Challenge => State the number of lines in the material below that have "screenshot" in them, without any other text.

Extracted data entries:
= = = = = = =

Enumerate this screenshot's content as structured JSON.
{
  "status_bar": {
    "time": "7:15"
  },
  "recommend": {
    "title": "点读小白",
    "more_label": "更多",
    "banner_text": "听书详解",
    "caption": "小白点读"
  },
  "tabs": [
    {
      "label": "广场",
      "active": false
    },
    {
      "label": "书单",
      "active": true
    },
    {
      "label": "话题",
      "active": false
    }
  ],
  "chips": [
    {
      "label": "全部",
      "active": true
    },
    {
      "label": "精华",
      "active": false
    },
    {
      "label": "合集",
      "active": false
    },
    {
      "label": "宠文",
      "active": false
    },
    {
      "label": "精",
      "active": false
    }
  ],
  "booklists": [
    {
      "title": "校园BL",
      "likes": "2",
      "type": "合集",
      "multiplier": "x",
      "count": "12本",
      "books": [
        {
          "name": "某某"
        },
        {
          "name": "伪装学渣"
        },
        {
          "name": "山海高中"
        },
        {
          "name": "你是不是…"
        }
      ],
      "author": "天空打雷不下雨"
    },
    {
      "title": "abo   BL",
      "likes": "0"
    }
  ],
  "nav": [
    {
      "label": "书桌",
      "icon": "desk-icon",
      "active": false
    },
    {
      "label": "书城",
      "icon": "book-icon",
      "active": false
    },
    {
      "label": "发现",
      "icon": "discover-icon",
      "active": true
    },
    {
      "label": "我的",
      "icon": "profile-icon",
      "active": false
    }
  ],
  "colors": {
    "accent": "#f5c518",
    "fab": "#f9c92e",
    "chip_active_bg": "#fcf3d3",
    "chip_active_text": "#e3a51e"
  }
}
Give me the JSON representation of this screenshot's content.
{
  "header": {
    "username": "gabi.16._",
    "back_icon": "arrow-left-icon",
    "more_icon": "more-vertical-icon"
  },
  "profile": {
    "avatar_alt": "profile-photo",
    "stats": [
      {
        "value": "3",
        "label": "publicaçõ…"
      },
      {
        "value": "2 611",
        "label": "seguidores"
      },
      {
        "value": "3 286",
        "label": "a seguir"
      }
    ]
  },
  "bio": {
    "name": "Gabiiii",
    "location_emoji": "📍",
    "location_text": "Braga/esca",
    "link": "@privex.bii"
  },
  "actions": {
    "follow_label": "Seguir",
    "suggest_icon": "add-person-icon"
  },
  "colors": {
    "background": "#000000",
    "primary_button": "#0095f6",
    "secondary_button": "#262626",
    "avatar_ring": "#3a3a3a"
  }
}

= = = = = = =

Task response => 2